• TASK GOAL:
Return all lines that include the string "left".

::::

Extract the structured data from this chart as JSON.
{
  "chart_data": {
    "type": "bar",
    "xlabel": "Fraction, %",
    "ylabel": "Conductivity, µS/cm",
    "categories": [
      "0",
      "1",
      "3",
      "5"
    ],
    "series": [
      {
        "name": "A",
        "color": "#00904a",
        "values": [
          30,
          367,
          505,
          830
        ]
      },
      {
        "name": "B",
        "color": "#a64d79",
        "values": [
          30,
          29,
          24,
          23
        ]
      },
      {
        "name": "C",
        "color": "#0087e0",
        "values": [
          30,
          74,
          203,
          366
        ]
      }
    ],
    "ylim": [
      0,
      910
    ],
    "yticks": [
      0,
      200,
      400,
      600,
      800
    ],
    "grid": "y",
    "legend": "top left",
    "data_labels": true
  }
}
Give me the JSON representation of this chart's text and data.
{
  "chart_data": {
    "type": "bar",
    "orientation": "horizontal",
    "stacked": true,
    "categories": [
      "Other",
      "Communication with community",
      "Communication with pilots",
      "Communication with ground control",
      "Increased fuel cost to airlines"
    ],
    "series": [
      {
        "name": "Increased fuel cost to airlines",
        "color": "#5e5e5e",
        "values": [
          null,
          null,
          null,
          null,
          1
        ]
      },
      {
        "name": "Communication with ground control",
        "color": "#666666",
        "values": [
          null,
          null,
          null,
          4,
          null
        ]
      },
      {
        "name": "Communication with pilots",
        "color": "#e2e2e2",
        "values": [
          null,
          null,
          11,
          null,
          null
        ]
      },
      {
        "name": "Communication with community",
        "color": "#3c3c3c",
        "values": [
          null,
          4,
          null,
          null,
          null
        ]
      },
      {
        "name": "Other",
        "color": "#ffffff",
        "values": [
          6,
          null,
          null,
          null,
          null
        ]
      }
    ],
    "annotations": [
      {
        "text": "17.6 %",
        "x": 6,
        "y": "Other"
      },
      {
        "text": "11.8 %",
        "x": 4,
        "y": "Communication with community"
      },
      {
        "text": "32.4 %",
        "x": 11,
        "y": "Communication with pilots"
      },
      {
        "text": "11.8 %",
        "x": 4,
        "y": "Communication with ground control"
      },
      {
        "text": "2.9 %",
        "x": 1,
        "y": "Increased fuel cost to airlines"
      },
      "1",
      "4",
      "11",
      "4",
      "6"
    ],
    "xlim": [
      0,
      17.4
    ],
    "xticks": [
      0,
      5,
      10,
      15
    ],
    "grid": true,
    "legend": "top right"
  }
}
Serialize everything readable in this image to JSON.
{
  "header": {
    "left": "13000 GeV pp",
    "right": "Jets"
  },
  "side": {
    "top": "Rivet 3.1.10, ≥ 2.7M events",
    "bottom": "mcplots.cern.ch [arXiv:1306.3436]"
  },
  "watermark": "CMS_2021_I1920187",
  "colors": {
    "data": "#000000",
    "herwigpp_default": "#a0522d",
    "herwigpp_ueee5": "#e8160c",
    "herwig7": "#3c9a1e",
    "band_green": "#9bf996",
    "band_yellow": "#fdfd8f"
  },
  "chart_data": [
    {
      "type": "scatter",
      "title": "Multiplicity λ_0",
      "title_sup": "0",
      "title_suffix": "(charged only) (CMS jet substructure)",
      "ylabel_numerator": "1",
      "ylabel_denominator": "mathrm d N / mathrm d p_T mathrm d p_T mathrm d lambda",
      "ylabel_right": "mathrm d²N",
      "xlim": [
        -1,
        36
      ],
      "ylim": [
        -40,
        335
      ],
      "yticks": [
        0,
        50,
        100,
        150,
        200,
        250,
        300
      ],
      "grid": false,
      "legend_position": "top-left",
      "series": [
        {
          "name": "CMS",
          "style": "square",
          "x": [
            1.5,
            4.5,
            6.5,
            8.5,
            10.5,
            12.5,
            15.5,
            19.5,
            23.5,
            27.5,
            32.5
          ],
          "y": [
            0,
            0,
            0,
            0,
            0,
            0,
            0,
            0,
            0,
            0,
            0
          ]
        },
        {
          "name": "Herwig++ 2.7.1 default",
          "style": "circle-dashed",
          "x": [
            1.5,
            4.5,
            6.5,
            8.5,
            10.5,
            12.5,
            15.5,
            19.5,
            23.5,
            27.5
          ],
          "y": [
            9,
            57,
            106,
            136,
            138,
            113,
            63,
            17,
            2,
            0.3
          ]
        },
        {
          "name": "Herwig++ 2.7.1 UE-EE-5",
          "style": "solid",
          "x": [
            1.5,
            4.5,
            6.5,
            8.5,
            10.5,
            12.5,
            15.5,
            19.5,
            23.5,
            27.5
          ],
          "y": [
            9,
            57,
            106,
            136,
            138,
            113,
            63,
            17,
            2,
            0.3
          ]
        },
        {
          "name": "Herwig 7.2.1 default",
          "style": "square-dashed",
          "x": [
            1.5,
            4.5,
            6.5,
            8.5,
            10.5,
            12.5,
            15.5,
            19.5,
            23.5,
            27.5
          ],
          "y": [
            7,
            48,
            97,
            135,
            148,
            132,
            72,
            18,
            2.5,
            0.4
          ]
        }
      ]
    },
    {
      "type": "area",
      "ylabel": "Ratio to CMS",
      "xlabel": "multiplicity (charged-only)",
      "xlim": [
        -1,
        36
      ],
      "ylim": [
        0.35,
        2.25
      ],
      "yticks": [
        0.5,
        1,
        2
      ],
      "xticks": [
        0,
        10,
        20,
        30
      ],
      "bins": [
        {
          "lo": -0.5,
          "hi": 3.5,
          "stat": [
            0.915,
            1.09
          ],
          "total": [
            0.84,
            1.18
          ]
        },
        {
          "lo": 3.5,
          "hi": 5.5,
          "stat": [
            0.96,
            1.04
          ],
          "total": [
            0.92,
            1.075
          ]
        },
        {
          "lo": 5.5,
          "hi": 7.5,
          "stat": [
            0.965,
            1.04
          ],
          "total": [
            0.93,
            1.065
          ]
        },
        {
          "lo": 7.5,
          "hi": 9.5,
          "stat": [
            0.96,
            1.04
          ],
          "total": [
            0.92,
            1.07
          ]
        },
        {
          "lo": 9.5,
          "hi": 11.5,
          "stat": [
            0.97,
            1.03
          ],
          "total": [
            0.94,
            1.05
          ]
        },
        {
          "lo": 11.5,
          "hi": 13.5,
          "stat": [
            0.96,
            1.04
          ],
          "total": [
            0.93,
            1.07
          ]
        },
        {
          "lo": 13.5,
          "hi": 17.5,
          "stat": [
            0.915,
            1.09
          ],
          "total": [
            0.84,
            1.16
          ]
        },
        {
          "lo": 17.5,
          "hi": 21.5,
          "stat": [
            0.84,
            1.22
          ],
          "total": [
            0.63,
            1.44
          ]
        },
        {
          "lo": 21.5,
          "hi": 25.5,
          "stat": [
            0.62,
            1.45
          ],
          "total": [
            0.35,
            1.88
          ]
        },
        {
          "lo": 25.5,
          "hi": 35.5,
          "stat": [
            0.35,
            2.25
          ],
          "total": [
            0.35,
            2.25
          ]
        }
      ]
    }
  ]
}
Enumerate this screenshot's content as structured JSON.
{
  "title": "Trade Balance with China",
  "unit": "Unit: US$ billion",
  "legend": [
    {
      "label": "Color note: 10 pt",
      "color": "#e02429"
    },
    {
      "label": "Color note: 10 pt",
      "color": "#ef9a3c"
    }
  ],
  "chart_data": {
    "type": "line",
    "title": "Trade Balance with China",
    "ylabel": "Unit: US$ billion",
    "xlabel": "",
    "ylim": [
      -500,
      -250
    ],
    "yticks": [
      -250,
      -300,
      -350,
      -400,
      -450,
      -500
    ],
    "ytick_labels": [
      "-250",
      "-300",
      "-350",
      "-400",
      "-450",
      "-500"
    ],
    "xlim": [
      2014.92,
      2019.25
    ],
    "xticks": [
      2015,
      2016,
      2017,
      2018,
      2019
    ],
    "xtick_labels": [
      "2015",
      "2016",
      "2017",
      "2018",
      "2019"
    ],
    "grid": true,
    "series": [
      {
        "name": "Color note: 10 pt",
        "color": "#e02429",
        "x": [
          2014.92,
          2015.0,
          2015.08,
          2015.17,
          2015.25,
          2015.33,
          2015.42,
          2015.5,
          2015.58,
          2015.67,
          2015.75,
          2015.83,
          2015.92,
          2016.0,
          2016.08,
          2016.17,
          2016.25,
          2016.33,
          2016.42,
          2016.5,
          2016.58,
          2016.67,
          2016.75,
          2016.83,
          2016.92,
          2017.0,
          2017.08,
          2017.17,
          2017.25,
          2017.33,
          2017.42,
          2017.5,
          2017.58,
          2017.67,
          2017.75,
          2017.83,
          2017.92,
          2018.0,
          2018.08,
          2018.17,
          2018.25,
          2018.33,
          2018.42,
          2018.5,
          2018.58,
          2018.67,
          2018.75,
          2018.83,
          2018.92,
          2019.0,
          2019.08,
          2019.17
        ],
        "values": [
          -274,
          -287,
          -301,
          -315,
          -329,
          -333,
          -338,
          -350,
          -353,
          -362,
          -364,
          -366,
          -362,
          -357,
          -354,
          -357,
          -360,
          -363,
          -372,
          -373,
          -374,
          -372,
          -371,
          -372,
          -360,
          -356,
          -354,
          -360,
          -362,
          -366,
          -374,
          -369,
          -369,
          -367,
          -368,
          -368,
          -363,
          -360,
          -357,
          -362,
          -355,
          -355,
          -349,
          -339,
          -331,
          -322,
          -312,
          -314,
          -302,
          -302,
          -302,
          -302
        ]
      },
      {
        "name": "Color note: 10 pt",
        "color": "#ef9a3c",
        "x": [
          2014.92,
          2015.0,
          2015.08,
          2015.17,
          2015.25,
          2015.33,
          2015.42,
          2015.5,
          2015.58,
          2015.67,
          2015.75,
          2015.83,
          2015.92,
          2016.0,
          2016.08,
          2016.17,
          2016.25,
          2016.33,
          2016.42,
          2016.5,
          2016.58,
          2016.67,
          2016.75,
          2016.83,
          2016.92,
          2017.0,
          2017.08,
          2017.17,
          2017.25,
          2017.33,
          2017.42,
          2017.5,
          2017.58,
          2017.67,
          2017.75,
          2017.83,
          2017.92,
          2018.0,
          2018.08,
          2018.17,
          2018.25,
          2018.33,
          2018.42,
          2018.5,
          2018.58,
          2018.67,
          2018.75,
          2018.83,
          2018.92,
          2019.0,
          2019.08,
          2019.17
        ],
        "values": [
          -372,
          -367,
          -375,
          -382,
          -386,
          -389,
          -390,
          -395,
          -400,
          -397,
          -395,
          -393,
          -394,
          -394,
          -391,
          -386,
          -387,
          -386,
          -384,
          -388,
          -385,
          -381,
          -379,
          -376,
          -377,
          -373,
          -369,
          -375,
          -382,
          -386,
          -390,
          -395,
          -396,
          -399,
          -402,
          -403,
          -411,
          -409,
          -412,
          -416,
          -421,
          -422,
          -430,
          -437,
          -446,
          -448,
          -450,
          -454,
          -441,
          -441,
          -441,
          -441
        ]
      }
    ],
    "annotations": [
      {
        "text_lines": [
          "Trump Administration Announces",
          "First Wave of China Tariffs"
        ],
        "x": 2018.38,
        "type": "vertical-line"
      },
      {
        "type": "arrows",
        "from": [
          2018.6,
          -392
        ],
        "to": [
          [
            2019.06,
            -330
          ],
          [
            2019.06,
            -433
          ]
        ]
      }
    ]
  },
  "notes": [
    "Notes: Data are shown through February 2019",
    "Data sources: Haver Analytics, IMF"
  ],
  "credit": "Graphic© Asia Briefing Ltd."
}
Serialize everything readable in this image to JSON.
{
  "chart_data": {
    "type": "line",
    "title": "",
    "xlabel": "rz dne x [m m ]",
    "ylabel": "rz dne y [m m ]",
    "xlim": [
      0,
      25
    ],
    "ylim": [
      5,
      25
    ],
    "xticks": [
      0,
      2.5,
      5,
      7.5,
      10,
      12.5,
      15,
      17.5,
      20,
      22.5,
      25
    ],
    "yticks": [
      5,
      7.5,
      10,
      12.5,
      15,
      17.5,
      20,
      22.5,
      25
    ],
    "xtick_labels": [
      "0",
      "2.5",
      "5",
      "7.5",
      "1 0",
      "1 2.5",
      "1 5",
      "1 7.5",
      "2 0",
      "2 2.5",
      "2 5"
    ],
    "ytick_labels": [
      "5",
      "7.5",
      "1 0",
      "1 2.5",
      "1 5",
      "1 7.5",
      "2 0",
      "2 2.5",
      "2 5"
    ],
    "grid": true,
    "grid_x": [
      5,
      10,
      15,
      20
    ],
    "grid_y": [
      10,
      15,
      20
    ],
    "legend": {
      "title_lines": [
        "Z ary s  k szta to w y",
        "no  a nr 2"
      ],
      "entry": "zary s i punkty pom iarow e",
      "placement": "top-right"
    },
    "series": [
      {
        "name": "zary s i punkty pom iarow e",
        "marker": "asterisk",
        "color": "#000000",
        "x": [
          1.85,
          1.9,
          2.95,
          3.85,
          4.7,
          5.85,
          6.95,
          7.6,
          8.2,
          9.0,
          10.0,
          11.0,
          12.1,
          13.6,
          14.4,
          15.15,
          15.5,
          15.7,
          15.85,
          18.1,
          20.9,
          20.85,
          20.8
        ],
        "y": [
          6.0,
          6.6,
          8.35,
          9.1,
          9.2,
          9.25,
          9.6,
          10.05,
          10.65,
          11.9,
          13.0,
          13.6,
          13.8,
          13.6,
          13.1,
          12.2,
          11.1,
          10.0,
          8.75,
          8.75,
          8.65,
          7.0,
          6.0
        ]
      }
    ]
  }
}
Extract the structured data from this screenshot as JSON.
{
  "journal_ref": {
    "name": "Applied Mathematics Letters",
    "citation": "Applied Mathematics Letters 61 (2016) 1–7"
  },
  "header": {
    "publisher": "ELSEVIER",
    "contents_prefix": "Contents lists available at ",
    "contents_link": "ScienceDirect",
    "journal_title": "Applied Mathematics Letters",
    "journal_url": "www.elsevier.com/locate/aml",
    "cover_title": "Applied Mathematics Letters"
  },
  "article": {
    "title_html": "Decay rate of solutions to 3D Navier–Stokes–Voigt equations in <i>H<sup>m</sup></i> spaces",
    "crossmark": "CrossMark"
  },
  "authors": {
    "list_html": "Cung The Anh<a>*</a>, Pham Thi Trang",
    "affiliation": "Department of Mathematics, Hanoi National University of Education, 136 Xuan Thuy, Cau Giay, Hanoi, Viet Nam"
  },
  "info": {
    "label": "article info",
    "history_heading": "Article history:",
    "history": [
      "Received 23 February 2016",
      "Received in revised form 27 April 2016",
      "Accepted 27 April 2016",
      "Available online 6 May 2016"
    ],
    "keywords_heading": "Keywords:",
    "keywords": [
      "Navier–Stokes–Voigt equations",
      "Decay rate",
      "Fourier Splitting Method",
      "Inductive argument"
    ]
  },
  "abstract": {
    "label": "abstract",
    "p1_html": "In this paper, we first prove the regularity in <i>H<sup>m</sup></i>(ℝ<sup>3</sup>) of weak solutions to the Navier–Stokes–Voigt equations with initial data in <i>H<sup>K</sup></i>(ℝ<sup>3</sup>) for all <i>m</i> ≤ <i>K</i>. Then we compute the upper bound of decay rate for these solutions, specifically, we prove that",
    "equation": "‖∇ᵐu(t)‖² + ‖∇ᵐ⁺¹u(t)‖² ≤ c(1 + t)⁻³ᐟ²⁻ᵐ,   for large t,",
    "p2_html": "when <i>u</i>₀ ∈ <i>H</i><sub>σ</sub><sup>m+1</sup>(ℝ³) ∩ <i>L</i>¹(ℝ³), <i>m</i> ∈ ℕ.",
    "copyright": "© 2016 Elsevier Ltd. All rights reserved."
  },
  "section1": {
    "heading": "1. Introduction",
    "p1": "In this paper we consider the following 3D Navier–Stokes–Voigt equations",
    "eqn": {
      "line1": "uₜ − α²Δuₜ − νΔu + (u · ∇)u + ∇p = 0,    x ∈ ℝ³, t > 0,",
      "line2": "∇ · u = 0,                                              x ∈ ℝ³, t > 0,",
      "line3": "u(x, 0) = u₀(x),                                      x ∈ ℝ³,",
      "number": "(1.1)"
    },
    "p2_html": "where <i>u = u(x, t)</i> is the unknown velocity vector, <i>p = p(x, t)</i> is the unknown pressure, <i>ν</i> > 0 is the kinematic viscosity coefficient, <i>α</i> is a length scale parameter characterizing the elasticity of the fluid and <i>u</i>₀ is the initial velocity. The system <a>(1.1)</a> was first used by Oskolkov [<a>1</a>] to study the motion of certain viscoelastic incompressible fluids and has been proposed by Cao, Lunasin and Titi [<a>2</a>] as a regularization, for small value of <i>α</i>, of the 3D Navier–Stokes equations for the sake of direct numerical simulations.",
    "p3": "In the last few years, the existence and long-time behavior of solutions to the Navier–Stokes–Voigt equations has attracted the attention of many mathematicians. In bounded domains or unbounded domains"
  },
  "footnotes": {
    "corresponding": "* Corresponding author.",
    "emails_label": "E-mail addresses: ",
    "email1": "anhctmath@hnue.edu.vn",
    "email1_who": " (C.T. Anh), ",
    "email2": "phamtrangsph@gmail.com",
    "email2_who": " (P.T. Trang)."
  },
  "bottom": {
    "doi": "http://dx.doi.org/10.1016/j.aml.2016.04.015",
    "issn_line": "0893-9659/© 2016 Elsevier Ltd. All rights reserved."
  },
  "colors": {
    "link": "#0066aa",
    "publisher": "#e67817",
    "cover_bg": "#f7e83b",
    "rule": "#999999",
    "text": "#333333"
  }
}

::::

• COMPLETED EXERCISE:
    "legend": "top left",
    "left": "13000 GeV pp",
      "legend_position": "top-left",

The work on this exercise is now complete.